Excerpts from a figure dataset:
---*---
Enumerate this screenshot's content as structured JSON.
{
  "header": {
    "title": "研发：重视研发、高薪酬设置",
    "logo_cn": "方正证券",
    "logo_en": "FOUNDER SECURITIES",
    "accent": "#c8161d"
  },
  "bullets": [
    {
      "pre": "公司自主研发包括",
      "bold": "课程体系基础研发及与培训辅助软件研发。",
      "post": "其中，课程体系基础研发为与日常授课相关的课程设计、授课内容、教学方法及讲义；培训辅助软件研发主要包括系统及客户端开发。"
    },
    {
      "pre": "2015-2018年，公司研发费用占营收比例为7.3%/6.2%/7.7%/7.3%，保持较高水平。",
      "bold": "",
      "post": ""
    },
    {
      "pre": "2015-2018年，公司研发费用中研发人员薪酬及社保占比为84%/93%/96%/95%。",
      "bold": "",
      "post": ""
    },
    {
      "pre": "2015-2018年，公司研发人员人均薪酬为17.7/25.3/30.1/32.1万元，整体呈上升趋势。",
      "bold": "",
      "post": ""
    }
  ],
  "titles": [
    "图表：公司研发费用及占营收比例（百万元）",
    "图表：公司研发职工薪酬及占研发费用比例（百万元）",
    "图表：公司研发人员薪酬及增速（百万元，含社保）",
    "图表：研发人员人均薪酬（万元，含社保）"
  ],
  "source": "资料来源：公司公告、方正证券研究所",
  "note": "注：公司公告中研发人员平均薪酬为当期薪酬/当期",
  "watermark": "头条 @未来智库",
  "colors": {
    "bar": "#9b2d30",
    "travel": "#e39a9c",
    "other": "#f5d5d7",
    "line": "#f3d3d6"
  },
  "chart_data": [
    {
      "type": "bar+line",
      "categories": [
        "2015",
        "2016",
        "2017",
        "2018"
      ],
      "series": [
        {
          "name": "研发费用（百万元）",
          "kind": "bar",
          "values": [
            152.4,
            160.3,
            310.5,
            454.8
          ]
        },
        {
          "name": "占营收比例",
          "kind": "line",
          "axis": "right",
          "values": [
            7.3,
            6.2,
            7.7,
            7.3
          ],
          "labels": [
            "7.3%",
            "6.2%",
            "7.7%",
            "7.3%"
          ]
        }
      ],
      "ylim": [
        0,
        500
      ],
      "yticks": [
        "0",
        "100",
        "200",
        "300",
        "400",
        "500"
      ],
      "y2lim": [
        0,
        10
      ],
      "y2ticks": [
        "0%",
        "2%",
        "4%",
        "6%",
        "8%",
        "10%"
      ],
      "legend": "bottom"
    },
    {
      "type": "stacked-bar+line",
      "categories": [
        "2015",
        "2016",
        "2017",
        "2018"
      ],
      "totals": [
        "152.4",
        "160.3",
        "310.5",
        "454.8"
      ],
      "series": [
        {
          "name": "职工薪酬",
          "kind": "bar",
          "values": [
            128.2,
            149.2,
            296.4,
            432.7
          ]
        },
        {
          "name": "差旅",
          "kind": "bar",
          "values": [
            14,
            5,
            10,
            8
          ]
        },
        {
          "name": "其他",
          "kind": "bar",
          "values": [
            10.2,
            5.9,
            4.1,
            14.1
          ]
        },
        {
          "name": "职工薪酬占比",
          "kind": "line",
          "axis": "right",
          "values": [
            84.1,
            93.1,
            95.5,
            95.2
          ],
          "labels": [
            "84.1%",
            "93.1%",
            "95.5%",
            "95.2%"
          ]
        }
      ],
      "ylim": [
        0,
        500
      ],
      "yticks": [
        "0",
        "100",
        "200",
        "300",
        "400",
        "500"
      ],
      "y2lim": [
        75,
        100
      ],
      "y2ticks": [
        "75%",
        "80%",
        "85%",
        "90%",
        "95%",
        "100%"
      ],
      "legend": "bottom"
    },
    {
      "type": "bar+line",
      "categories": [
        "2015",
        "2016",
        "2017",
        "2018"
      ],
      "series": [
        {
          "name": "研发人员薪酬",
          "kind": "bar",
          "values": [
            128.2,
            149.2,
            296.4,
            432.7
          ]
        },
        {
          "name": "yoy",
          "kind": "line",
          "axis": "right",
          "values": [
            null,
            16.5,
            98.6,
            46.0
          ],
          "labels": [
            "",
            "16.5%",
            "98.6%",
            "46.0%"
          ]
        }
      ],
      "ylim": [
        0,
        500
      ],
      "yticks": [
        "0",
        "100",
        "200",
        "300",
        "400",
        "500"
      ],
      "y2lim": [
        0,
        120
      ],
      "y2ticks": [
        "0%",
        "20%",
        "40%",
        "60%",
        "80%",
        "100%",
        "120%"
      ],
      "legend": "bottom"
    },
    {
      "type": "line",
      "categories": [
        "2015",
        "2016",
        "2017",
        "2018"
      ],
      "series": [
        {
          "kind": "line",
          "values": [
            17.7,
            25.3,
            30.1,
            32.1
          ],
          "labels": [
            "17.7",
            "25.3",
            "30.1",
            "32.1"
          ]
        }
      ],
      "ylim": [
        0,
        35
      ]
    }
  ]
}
---*---
* INSTRUCTIONS TO FOLLOW: Report every line containing the word "name" from the listing above.

* ANSWER TO THE EXERCISE:
          "name": "研发费用（百万元）",
          "name": "占营收比例",
          "name": "职工薪酬",
          "name": "差旅",
          "name": "其他",
          "name": "职工薪酬占比",
          "name": "研发人员薪酬",
          "name": "yoy",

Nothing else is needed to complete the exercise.